───── Excerpted data ─────

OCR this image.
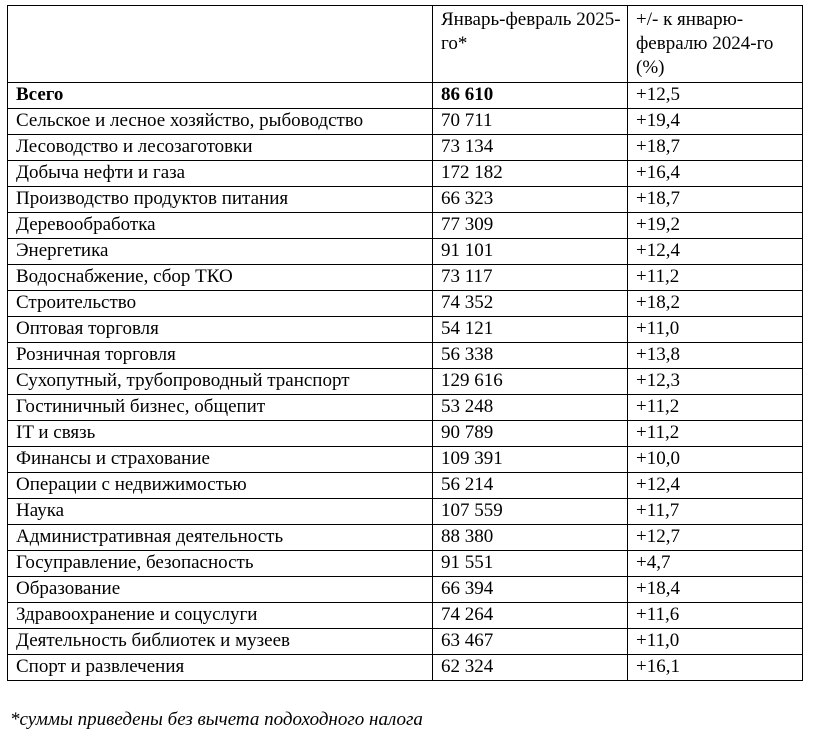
	Январь-февраль 2025-го*	+/- к январю-февралю 2024-го (%)
Всего	86 610	+12,5
Сельское и лесное хозяйство, рыбоводство	70 711	+19,4
Лесоводство и лесозаготовки	73 134	+18,7
Добыча нефти и газа	172 182	+16,4
Производство продуктов питания	66 323	+18,7
Деревообработка	77 309	+19,2
Энергетика	91 101	+12,4
Водоснабжение, сбор ТКО	73 117	+11,2
Строительство	74 352	+18,2
Оптовая торговля	54 121	+11,0
Розничная торговля	56 338	+13,8
Сухопутный, трубопроводный транспорт	129 616	+12,3
Гостиничный бизнес, общепит	53 248	+11,2
IT и связь	90 789	+11,2
Финансы и страхование	109 391	+10,0
Операции с недвижимостью	56 214	+12,4
Наука	107 559	+11,7
Административная деятельность	88 380	+12,7
Госуправление, безопасность	91 551	+4,7
Образование	66 394	+18,4
Здравоохранение и соцуслуги	74 264	+11,6
Деятельность библиотек и музеев	63 467	+11,0
Спорт и развлечения	62 324	+16,1
*суммы приведены без вычета подоходного налога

─────

Goal |
Using the material above, report each line where "торговля" occurs.

Solution to this task |
Оптовая торговля	54 121	+11,0
Розничная торговля	56 338	+13,8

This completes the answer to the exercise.